───── Material provided
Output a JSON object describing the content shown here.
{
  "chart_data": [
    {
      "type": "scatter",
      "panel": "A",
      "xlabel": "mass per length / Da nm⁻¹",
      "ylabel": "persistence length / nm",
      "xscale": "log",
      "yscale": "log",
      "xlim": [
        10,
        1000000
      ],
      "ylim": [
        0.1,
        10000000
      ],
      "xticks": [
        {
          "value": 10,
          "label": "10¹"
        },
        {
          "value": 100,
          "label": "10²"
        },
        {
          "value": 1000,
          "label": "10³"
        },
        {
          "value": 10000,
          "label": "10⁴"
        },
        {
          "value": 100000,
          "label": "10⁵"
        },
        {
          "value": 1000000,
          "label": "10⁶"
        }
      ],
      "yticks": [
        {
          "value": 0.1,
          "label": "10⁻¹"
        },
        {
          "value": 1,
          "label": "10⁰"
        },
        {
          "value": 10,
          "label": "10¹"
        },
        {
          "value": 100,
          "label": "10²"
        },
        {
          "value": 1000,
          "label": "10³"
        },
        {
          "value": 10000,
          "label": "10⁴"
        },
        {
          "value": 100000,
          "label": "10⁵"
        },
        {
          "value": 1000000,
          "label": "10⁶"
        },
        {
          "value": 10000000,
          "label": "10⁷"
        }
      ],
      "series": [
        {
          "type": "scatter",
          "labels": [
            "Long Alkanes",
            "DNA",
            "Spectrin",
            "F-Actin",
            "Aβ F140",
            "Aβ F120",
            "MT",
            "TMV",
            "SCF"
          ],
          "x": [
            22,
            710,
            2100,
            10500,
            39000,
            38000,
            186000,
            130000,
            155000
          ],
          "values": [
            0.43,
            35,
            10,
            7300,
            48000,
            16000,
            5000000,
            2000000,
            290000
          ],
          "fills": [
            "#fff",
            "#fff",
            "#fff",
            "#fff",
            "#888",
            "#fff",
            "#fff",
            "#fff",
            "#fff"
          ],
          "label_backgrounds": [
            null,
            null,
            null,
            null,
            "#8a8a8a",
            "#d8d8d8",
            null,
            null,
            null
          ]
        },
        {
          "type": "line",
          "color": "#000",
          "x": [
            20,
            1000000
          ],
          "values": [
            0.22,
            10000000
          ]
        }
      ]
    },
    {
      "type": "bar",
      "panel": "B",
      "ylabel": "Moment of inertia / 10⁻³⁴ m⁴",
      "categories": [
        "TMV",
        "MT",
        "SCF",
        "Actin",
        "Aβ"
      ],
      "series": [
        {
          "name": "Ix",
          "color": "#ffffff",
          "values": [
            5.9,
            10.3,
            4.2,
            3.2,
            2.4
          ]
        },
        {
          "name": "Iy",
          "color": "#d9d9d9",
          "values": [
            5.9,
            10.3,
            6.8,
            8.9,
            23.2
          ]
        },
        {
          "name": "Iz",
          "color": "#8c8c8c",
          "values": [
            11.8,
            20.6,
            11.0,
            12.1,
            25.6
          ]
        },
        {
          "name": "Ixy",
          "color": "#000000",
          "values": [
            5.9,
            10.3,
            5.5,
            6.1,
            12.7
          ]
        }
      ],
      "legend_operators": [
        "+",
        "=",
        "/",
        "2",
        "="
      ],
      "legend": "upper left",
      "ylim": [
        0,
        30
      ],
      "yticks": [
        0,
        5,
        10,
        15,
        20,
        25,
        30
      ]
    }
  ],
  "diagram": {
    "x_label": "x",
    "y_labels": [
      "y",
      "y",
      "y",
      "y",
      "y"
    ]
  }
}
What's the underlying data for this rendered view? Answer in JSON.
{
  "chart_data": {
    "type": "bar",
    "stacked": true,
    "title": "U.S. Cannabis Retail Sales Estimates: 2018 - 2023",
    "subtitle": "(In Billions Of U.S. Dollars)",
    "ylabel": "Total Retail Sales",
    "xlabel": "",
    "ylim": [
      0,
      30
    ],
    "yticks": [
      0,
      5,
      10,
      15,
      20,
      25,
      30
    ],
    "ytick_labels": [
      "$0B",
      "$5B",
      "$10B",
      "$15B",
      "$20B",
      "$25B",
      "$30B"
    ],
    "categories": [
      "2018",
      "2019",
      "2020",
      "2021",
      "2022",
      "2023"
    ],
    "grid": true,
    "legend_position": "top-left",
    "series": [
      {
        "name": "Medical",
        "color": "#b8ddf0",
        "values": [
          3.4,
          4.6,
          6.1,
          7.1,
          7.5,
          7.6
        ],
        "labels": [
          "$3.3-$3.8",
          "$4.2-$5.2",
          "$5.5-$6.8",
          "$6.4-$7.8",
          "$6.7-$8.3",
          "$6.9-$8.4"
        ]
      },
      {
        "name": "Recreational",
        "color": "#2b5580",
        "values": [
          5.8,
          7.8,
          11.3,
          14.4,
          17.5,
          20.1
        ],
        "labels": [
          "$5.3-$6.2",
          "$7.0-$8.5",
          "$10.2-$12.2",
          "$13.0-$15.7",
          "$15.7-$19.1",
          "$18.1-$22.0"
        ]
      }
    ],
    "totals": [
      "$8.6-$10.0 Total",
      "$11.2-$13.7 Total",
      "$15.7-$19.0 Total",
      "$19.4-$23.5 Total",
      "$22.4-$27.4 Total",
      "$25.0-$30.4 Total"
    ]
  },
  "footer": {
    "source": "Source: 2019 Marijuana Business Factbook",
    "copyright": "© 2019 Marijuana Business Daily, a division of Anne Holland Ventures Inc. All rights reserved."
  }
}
──────────
Exercise instructions:
Copy out the material above in its entirety. Every detail must match.

Solution to this task:
Output a JSON object describing the content shown here.
{
  "chart_data": [
    {
      "type": "scatter",
      "panel": "A",
      "xlabel": "mass per length / Da nm⁻¹",
      "ylabel": "persistence length / nm",
      "xscale": "log",
      "yscale": "log",
      "xlim": [
        10,
        1000000
      ],
      "ylim": [
        0.1,
        10000000
      ],
      "xticks": [
        {
          "value": 10,
          "label": "10¹"
        },
        {
          "value": 100,
          "label": "10²"
        },
        {
          "value": 1000,
          "label": "10³"
        },
        {
          "value": 10000,
          "label": "10⁴"
        },
        {
          "value": 100000,
          "label": "10⁵"
        },
        {
          "value": 1000000,
          "label": "10⁶"
        }
      ],
      "yticks": [
        {
          "value": 0.1,
          "label": "10⁻¹"
        },
        {
          "value": 1,
          "label": "10⁰"
        },
        {
          "value": 10,
          "label": "10¹"
        },
        {
          "value": 100,
          "label": "10²"
        },
        {
          "value": 1000,
          "label": "10³"
        },
        {
          "value": 10000,
          "label": "10⁴"
        },
        {
          "value": 100000,
          "label": "10⁵"
        },
        {
          "value": 1000000,
          "label": "10⁶"
        },
        {
          "value": 10000000,
          "label": "10⁷"
        }
      ],
      "series": [
        {
          "type": "scatter",
          "labels": [
            "Long Alkanes",
            "DNA",
            "Spectrin",
            "F-Actin",
            "Aβ F140",
            "Aβ F120",
            "MT",
            "TMV",
            "SCF"
          ],
          "x": [
            22,
            710,
            2100,
            10500,
            39000,
            38000,
            186000,
            130000,
            155000
          ],
          "values": [
            0.43,
            35,
            10,
            7300,
            48000,
            16000,
            5000000,
            2000000,
            290000
          ],
          "fills": [
            "#fff",
            "#fff",
            "#fff",
            "#fff",
            "#888",
            "#fff",
            "#fff",
            "#fff",
            "#fff"
          ],
          "label_backgrounds": [
            null,
            null,
            null,
            null,
            "#8a8a8a",
            "#d8d8d8",
            null,
            null,
            null
          ]
        },
        {
          "type": "line",
          "color": "#000",
          "x": [
            20,
            1000000
          ],
          "values": [
            0.22,
            10000000
          ]
        }
      ]
    },
    {
      "type": "bar",
      "panel": "B",
      "ylabel": "Moment of inertia / 10⁻³⁴ m⁴",
      "categories": [
        "TMV",
        "MT",
        "SCF",
        "Actin",
        "Aβ"
      ],
      "series": [
        {
          "name": "Ix",
          "color": "#ffffff",
          "values": [
            5.9,
            10.3,
            4.2,
            3.2,
            2.4
          ]
        },
        {
          "name": "Iy",
          "color": "#d9d9d9",
          "values": [
            5.9,
            10.3,
            6.8,
            8.9,
            23.2
          ]
        },
        {
          "name": "Iz",
          "color": "#8c8c8c",
          "values": [
            11.8,
            20.6,
            11.0,
            12.1,
            25.6
          ]
        },
        {
          "name": "Ixy",
          "color": "#000000",
          "values": [
            5.9,
            10.3,
            5.5,
            6.1,
            12.7
          ]
        }
      ],
      "legend_operators": [
        "+",
        "=",
        "/",
        "2",
        "="
      ],
      "legend": "upper left",
      "ylim": [
        0,
        30
      ],
      "yticks": [
        0,
        5,
        10,
        15,
        20,
        25,
        30
      ]
    }
  ],
  "diagram": {
    "x_label": "x",
    "y_labels": [
      "y",
      "y",
      "y",
      "y",
      "y"
    ]
  }
}
What's the underlying data for this rendered view? Answer in JSON.
{
  "chart_data": {
    "type": "bar",
    "stacked": true,
    "title": "U.S. Cannabis Retail Sales Estimates: 2018 - 2023",
    "subtitle": "(In Billions Of U.S. Dollars)",
    "ylabel": "Total Retail Sales",
    "xlabel": "",
    "ylim": [
      0,
      30
    ],
    "yticks": [
      0,
      5,
      10,
      15,
      20,
      25,
      30
    ],
    "ytick_labels": [
      "$0B",
      "$5B",
      "$10B",
      "$15B",
      "$20B",
      "$25B",
      "$30B"
    ],
    "categories": [
      "2018",
      "2019",
      "2020",
      "2021",
      "2022",
      "2023"
    ],
    "grid": true,
    "legend_position": "top-left",
    "series": [
      {
        "name": "Medical",
        "color": "#b8ddf0",
        "values": [
          3.4,
          4.6,
          6.1,
          7.1,
          7.5,
          7.6
        ],
        "labels": [
          "$3.3-$3.8",
          "$4.2-$5.2",
          "$5.5-$6.8",
          "$6.4-$7.8",
          "$6.7-$8.3",
          "$6.9-$8.4"
        ]
      },
      {
        "name": "Recreational",
        "color": "#2b5580",
        "values": [
          5.8,
          7.8,
          11.3,
          14.4,
          17.5,
          20.1
        ],
        "labels": [
          "$5.3-$6.2",
          "$7.0-$8.5",
          "$10.2-$12.2",
          "$13.0-$15.7",
          "$15.7-$19.1",
          "$18.1-$22.0"
        ]
      }
    ],
    "totals": [
      "$8.6-$10.0 Total",
      "$11.2-$13.7 Total",
      "$15.7-$19.0 Total",
      "$19.4-$23.5 Total",
      "$22.4-$27.4 Total",
      "$25.0-$30.4 Total"
    ]
  },
  "footer": {
    "source": "Source: 2019 Marijuana Business Factbook",
    "copyright": "© 2019 Marijuana Business Daily, a division of Anne Holland Ventures Inc. All rights reserved."
  }
}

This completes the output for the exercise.